→ EXERCISE PROMPT
Pull out from the material below all lines with "conference".

[START DATA TO USE]

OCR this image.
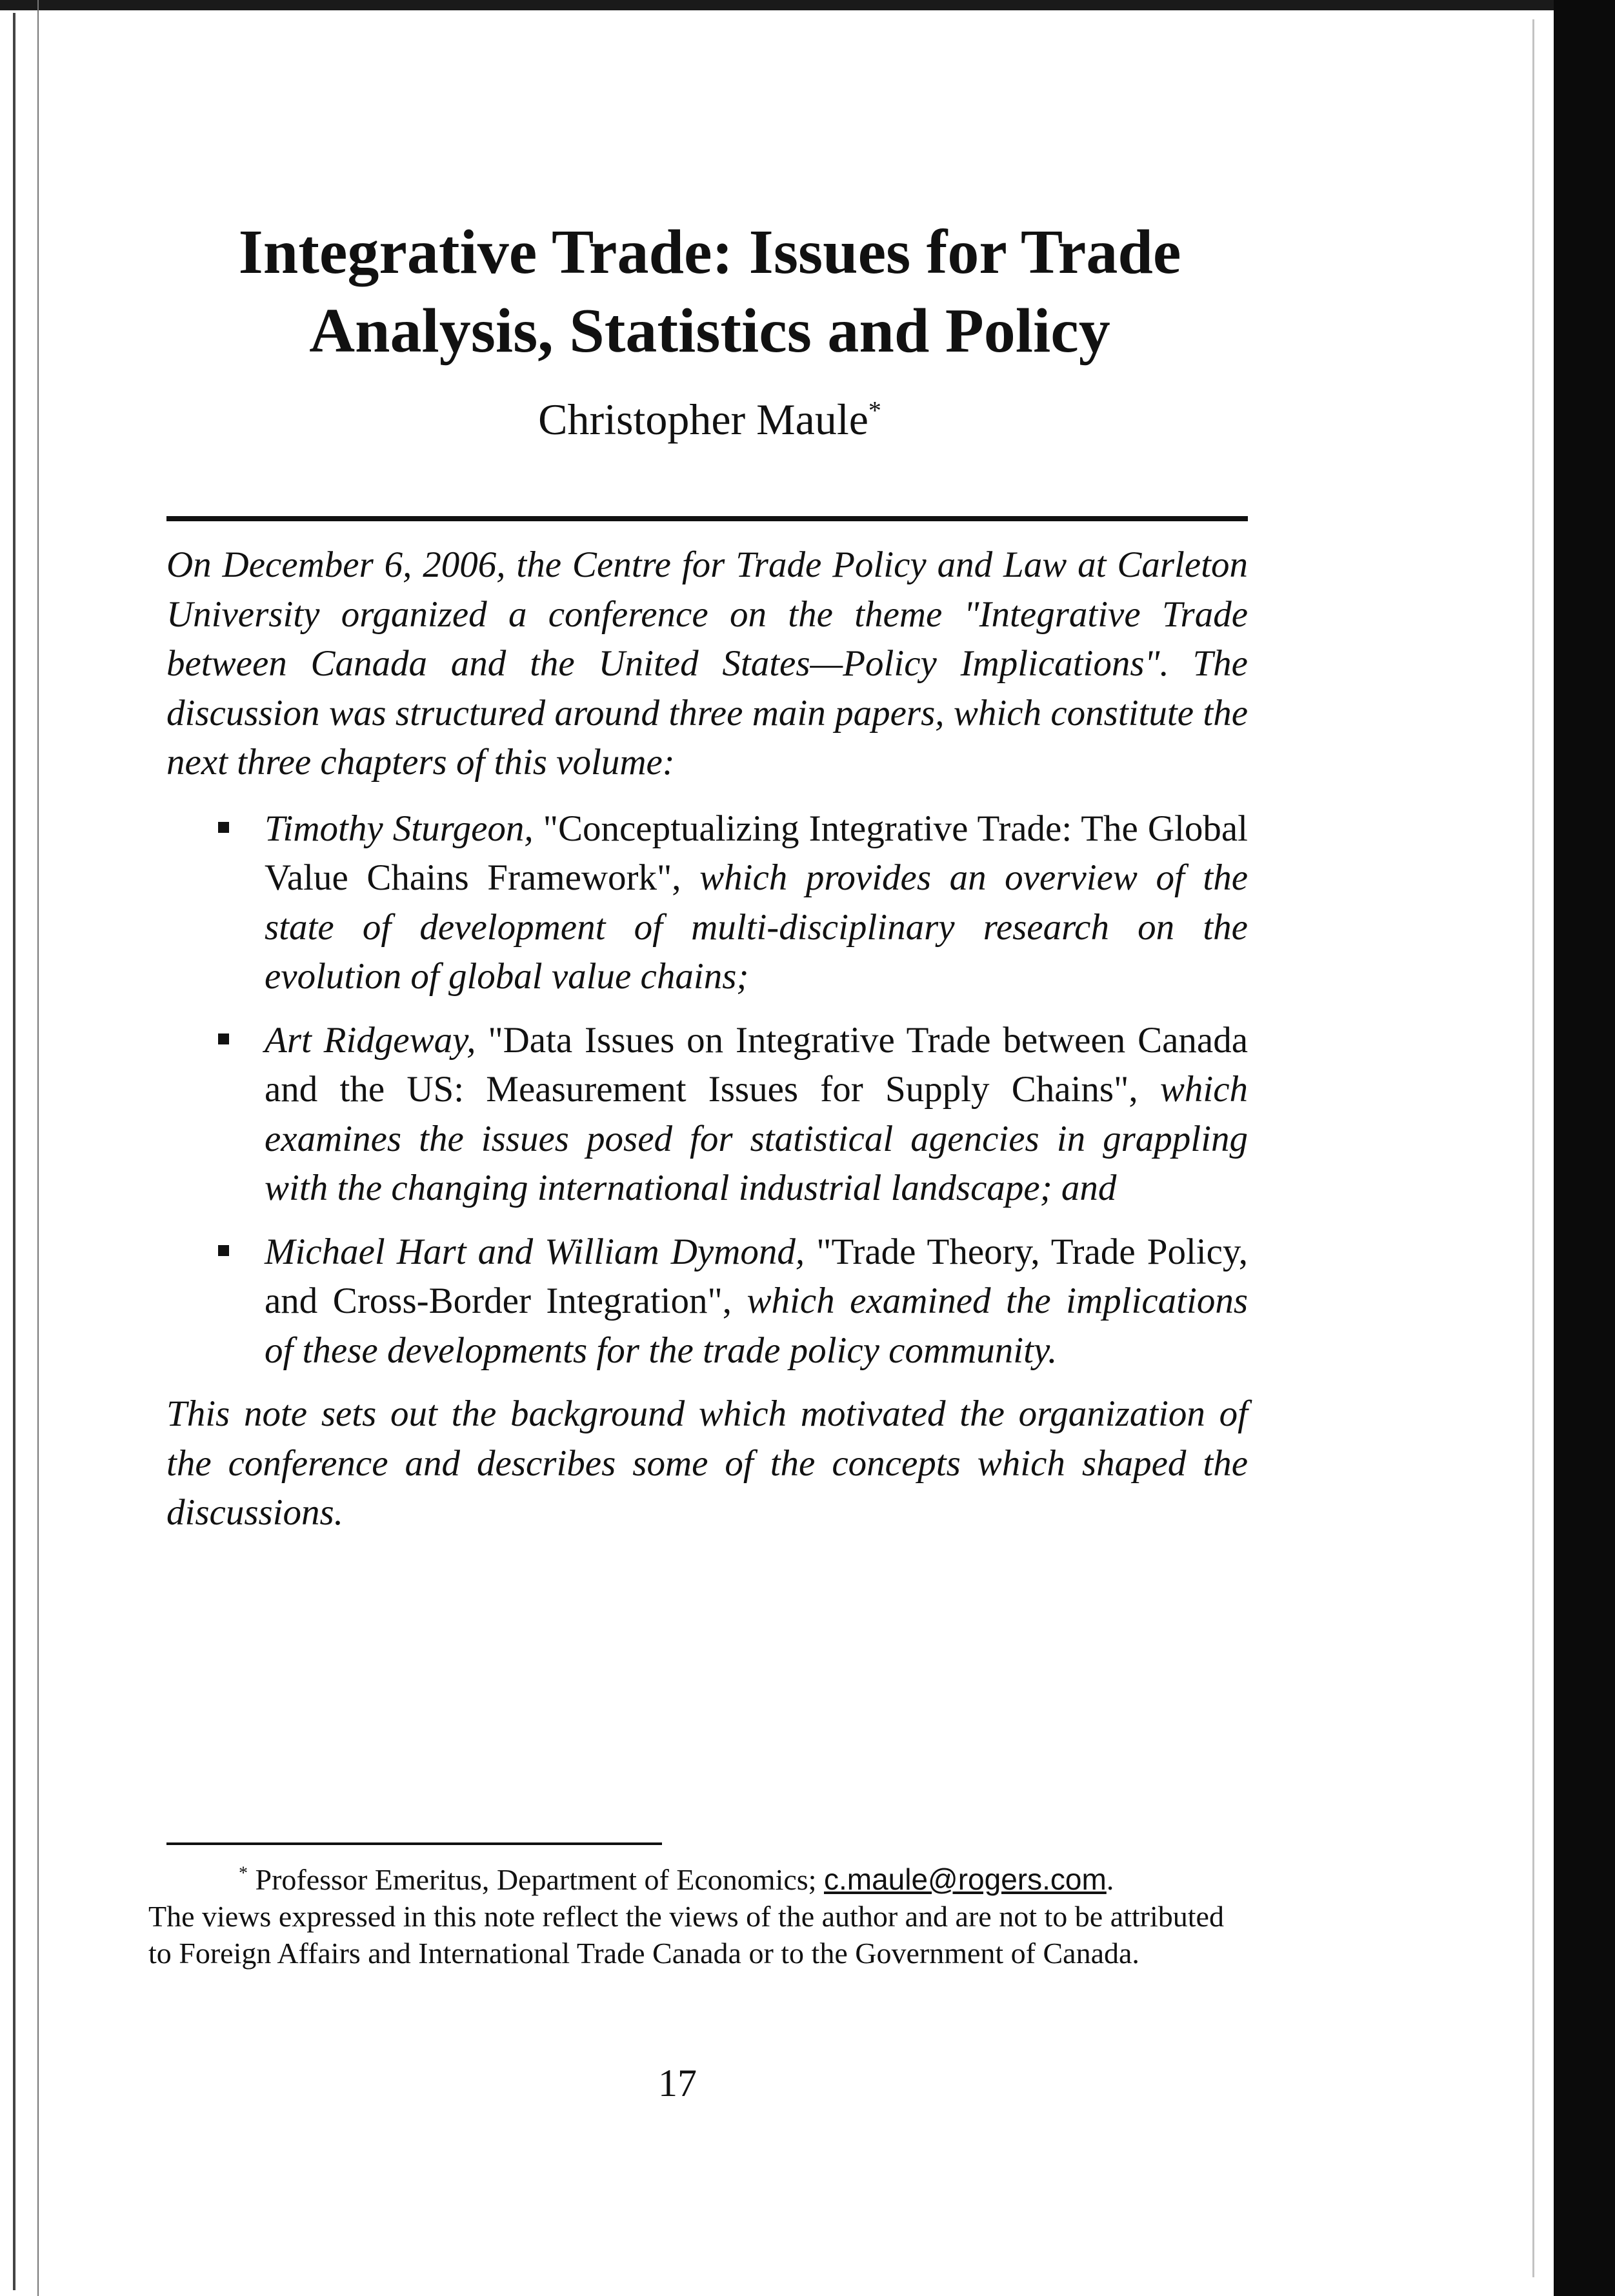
Integrative Trade: Issues for Trade
Analysis, Statistics and Policy
Christopher Maule*

On December 6, 2006, the Centre for Trade Policy and Law at Carleton University organized a conference on the theme "Integrative Trade between Canada and the United States—Policy Implications". The discussion was structured around three main papers, which constitute the next three chapters of this volume:

Timothy Sturgeon, "Conceptualizing Integrative Trade: The Global Value Chains Framework", which provides an overview of the state of development of multi-disciplinary research on the evolution of global value chains;
Art Ridgeway, "Data Issues on Integrative Trade between Canada and the US: Measurement Issues for Supply Chains", which examines the issues posed for statistical agencies in grappling with the changing international industrial landscape; and
Michael Hart and William Dymond, "Trade Theory, Trade Policy, and Cross-Border Integration", which examined the implications of these developments for the trade policy community.

This note sets out the background which motivated the organization of the conference and describes some of the concepts which shaped the discussions.

* Professor Emeritus, Department of Economics; c.maule@rogers.com.

The views expressed in this note reflect the views of the author and are not to be attributed to Foreign Affairs and International Trade Canada or to the Government of Canada.

17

[END DATA TO USE]

→ WRITTEN ANSWER
On December 6, 2006, the Centre for Trade Policy and Law at Carleton University organized a conference on the theme "Integrative Trade between Canada and the United States—Policy Implications". The discussion was structured around three main papers, which constitute the next three chapters of this volume:
This note sets out the background which motivated the organization of the conference and describes some of the concepts which shaped the discussions.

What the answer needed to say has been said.